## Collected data
--- start ---
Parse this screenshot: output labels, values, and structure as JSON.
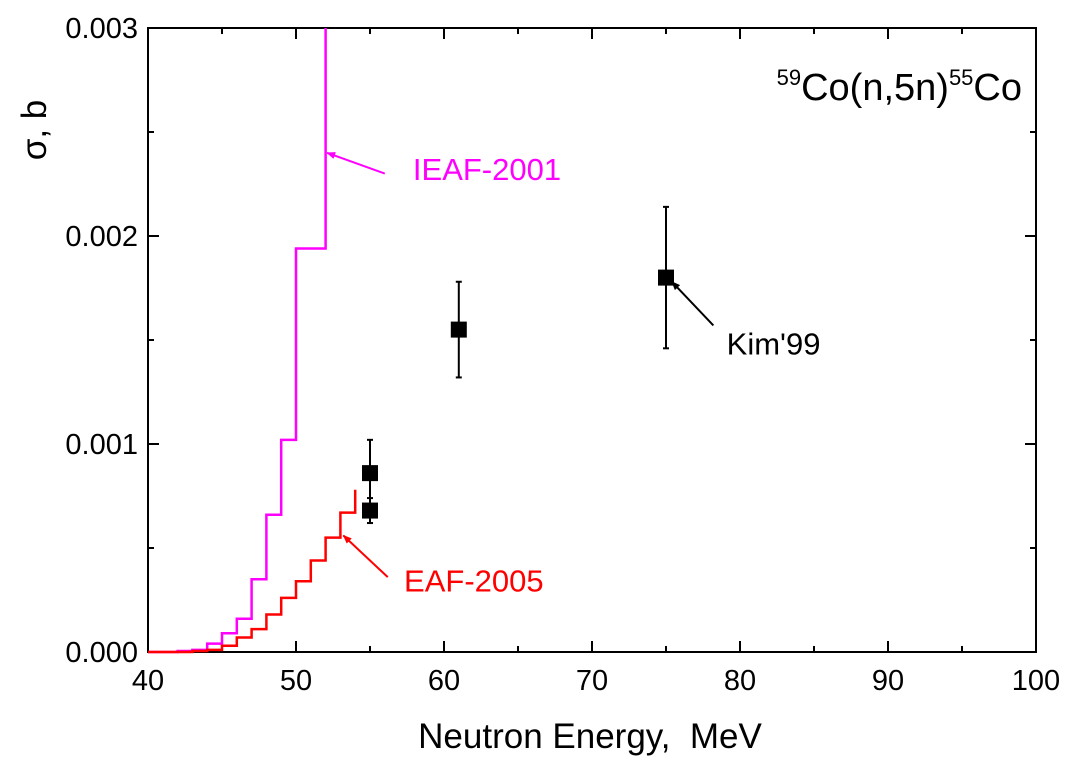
{
  "chart_data": {
    "type": "line",
    "title": "",
    "xlabel": "Neutron Energy,  MeV",
    "ylabel": "σ, b",
    "xlim": [
      40,
      100
    ],
    "ylim": [
      0,
      0.003
    ],
    "xticks": [
      "40",
      "50",
      "60",
      "70",
      "80",
      "90",
      "100"
    ],
    "yticks": [
      "0.000",
      "0.001",
      "0.002",
      "0.003"
    ],
    "grid": false,
    "reaction": {
      "mass_in": "59",
      "core": "Co(n,5n)",
      "mass_out": "55",
      "element_out": "Co"
    },
    "series": [
      {
        "name": "IEAF-2001",
        "style": "step",
        "color": "#ff00ff",
        "x": [
          40,
          41,
          42,
          43,
          44,
          45,
          46,
          47,
          48,
          49,
          50,
          51,
          52
        ],
        "y": [
          0.0,
          0.0,
          5e-06,
          1e-05,
          4e-05,
          9e-05,
          0.00016,
          0.00035,
          0.00066,
          0.00102,
          0.00194,
          0.00194,
          0.003
        ]
      },
      {
        "name": "EAF-2005",
        "style": "step",
        "color": "#ff0000",
        "x": [
          40,
          41,
          42,
          43,
          44,
          45,
          46,
          47,
          48,
          49,
          50,
          51,
          52,
          53,
          54
        ],
        "y": [
          0.0,
          0.0,
          0.0,
          5e-06,
          1e-05,
          3e-05,
          7e-05,
          0.00011,
          0.00018,
          0.00026,
          0.00034,
          0.00044,
          0.00055,
          0.00067,
          0.00078
        ]
      },
      {
        "name": "Kim'99",
        "style": "markers",
        "color": "#000000",
        "points": [
          {
            "x": 55,
            "y": 0.00086,
            "err": 0.00016
          },
          {
            "x": 55,
            "y": 0.00068,
            "err": 6e-05
          },
          {
            "x": 61,
            "y": 0.00155,
            "err": 0.00023
          },
          {
            "x": 75,
            "y": 0.0018,
            "err": 0.00034
          }
        ]
      }
    ],
    "annotations": [
      {
        "text": "IEAF-2001",
        "color": "#ff00ff",
        "label_x": 57.9,
        "label_y": 0.00227,
        "arrow_from": [
          56.0,
          0.0023
        ],
        "arrow_to": [
          52.1,
          0.0024
        ]
      },
      {
        "text": "EAF-2005",
        "color": "#ff0000",
        "label_x": 57.3,
        "label_y": 0.00029,
        "arrow_from": [
          56.2,
          0.00036
        ],
        "arrow_to": [
          53.2,
          0.00056
        ]
      },
      {
        "text": "Kim'99",
        "color": "#000000",
        "label_x": 79.1,
        "label_y": 0.00143,
        "arrow_from": [
          78.2,
          0.00157
        ],
        "arrow_to": [
          75.4,
          0.00178
        ]
      }
    ]
  }
}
--- end ---
## WHAT YOU HAVE TO DO
Show the lines of the data that hold the word "text".

## EXERCISE SOLUTION
        "text": "IEAF-2001",
        "text": "EAF-2005",
        "text": "Kim'99",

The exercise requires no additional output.